| Brief |
Locate the string "Enterococci" in the listing below. Copy every line where it is found.

| Material for the task |
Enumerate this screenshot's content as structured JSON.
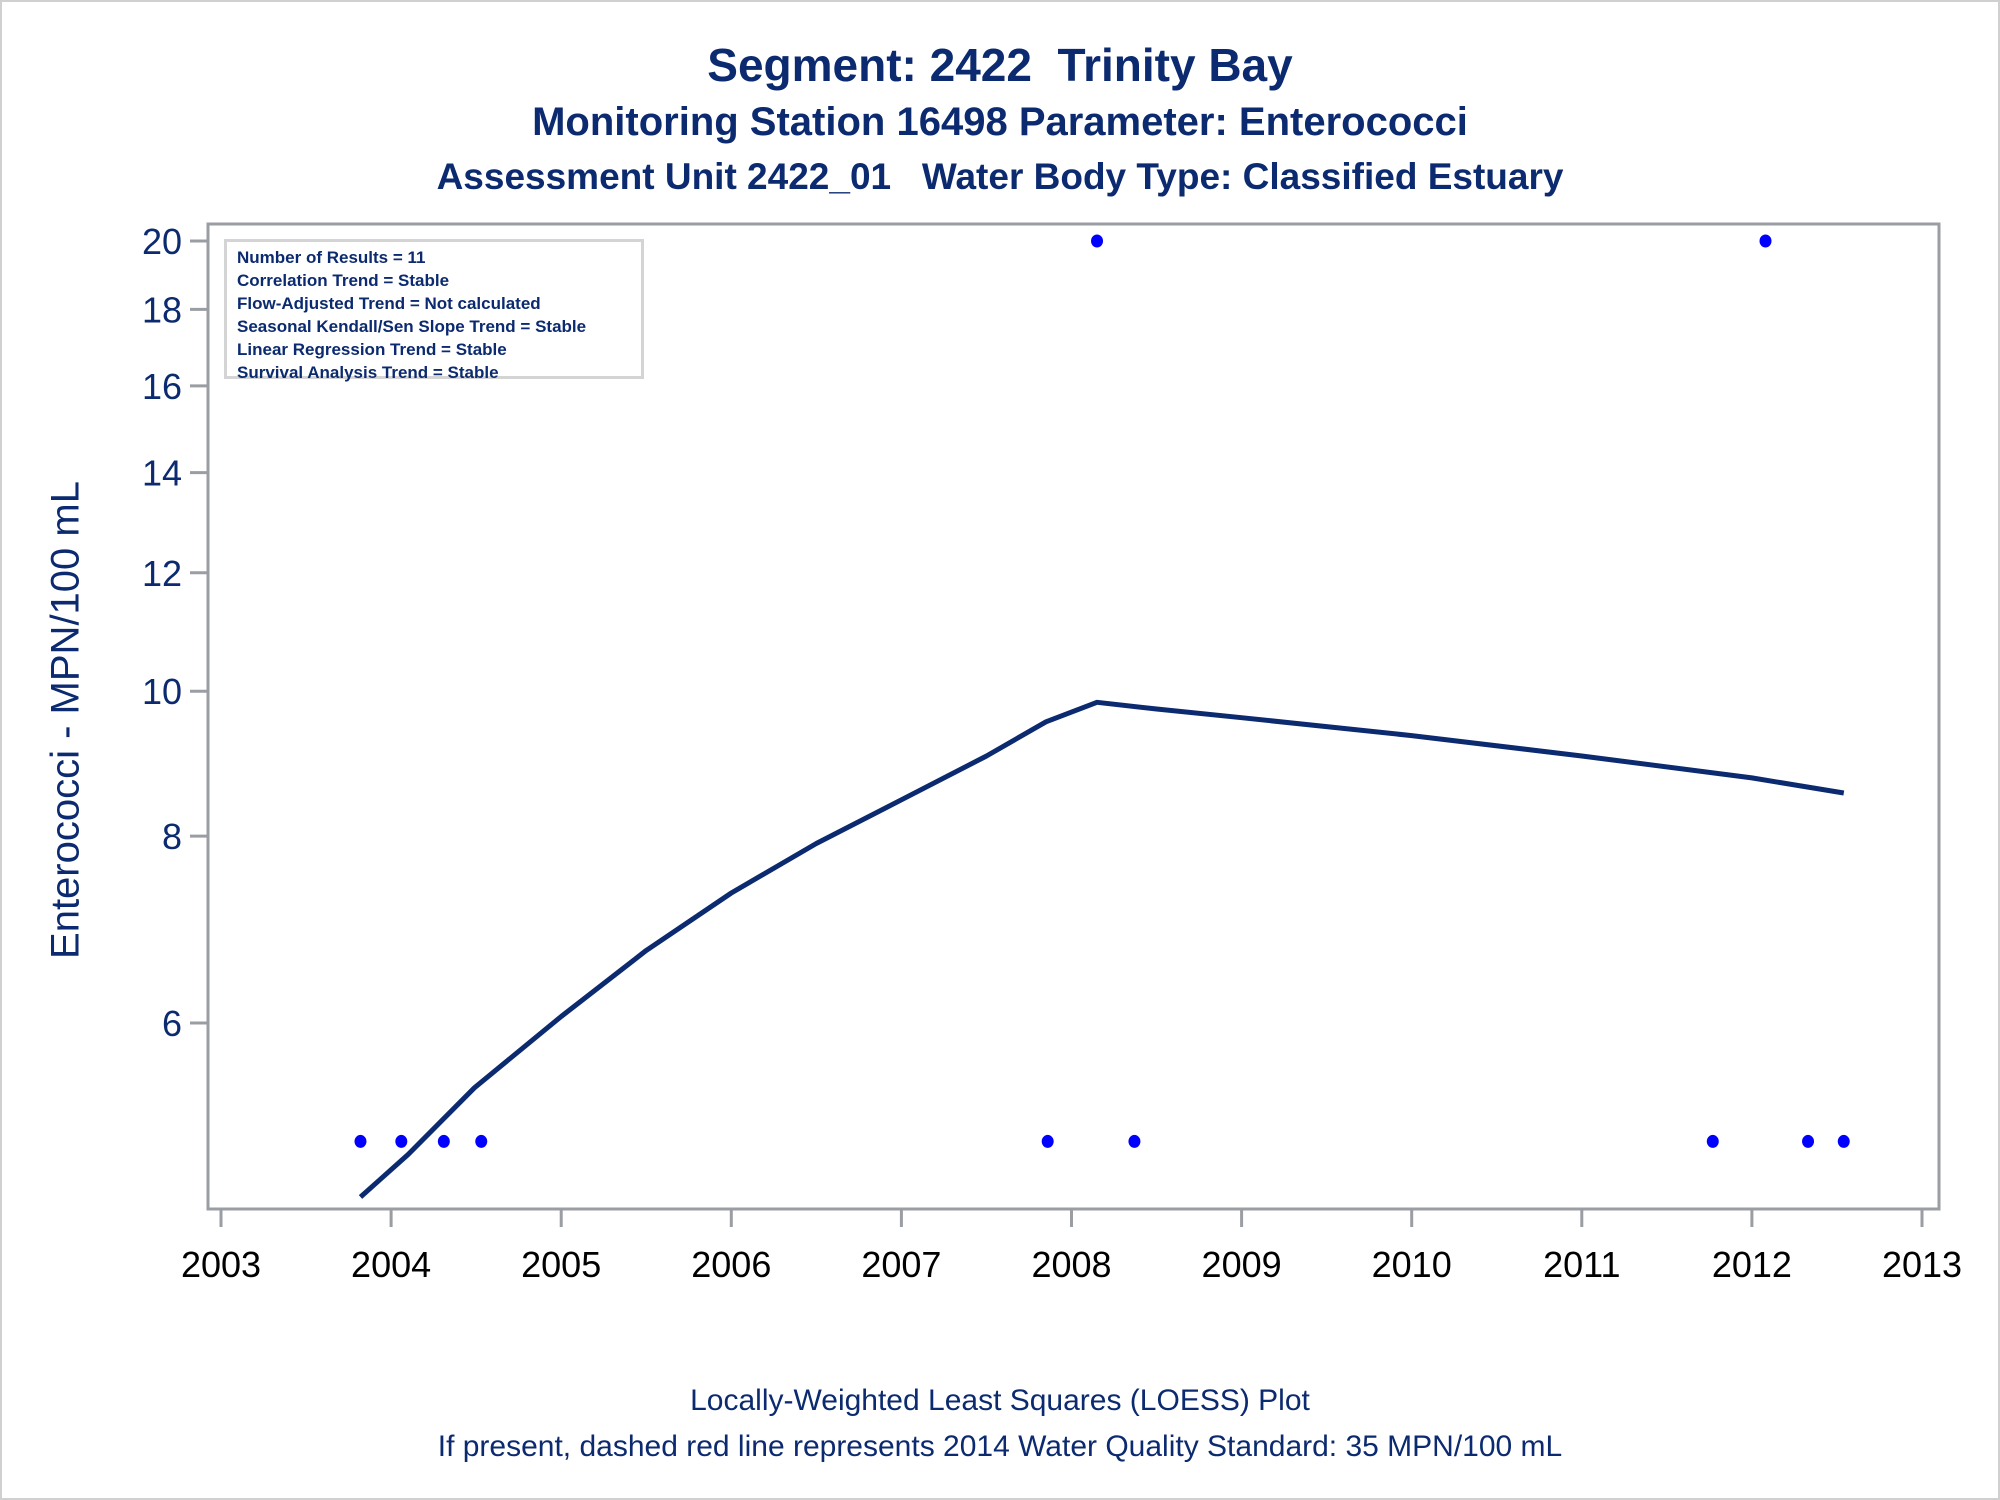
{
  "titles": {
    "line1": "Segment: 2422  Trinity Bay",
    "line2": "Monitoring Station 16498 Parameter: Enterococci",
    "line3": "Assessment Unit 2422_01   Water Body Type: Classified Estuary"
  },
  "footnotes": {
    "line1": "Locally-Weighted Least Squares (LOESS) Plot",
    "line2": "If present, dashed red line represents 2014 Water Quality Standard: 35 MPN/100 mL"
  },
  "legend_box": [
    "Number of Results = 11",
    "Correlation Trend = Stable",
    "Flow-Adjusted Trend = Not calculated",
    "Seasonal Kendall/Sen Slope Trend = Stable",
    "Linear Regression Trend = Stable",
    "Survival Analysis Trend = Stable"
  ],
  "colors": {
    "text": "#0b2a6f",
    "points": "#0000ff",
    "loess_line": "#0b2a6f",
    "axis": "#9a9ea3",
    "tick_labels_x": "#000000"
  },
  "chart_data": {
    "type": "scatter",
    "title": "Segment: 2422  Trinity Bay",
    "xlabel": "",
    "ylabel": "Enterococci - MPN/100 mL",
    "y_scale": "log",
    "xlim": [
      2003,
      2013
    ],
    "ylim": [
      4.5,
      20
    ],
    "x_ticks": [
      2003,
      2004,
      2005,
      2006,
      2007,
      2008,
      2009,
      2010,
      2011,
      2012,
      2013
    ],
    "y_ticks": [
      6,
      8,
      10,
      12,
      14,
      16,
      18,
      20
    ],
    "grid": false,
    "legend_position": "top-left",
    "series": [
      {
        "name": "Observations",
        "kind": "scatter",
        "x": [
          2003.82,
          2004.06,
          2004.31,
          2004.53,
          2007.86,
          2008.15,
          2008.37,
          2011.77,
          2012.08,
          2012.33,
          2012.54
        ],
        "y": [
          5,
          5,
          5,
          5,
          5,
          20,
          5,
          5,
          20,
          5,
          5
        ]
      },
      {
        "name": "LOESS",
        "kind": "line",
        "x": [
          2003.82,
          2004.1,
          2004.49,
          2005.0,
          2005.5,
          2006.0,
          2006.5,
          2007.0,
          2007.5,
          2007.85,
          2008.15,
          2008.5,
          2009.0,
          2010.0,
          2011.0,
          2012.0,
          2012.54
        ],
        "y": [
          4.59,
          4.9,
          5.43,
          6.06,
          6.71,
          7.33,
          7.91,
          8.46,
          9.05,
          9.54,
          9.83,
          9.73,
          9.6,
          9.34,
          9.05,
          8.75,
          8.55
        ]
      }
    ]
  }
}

| Solution for this task |
    "line2": "Monitoring Station 16498 Parameter: Enterococci",
    "ylabel": "Enterococci - MPN/100 mL",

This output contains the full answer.